┌──
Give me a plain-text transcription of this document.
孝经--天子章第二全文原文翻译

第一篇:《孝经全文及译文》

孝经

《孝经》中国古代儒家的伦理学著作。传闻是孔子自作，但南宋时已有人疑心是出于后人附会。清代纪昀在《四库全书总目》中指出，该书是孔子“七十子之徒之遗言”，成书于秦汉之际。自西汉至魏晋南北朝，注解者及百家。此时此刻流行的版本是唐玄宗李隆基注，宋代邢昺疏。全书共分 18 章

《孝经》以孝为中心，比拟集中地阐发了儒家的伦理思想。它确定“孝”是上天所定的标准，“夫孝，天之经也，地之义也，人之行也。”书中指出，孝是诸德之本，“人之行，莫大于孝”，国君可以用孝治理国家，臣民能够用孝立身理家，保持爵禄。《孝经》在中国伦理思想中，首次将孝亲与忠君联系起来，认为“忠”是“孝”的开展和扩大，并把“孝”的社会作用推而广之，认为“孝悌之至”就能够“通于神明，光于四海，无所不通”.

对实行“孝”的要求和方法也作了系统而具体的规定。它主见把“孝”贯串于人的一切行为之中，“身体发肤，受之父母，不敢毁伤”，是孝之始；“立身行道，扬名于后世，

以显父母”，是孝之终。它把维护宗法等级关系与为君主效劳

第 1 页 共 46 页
└──
**WRITTEN REQUEST**
The records above are to be repeated exactly, in their entirety.

**WRITTEN ANSWER**
Give me a plain-text transcription of this document.
孝经--天子章第二全文原文翻译

第一篇:《孝经全文及译文》

孝经

《孝经》中国古代儒家的伦理学著作。传闻是孔子自作，但南宋时已有人疑心是出于后人附会。清代纪昀在《四库全书总目》中指出，该书是孔子“七十子之徒之遗言”，成书于秦汉之际。自西汉至魏晋南北朝，注解者及百家。此时此刻流行的版本是唐玄宗李隆基注，宋代邢昺疏。全书共分 18 章

《孝经》以孝为中心，比拟集中地阐发了儒家的伦理思想。它确定“孝”是上天所定的标准，“夫孝，天之经也，地之义也，人之行也。”书中指出，孝是诸德之本，“人之行，莫大于孝”，国君可以用孝治理国家，臣民能够用孝立身理家，保持爵禄。《孝经》在中国伦理思想中，首次将孝亲与忠君联系起来，认为“忠”是“孝”的开展和扩大，并把“孝”的社会作用推而广之，认为“孝悌之至”就能够“通于神明，光于四海，无所不通”.

对实行“孝”的要求和方法也作了系统而具体的规定。它主见把“孝”贯串于人的一切行为之中，“身体发肤，受之父母，不敢毁伤”，是孝之始；“立身行道，扬名于后世，

以显父母”，是孝之终。它把维护宗法等级关系与为君主效劳

第 1 页 共 46 页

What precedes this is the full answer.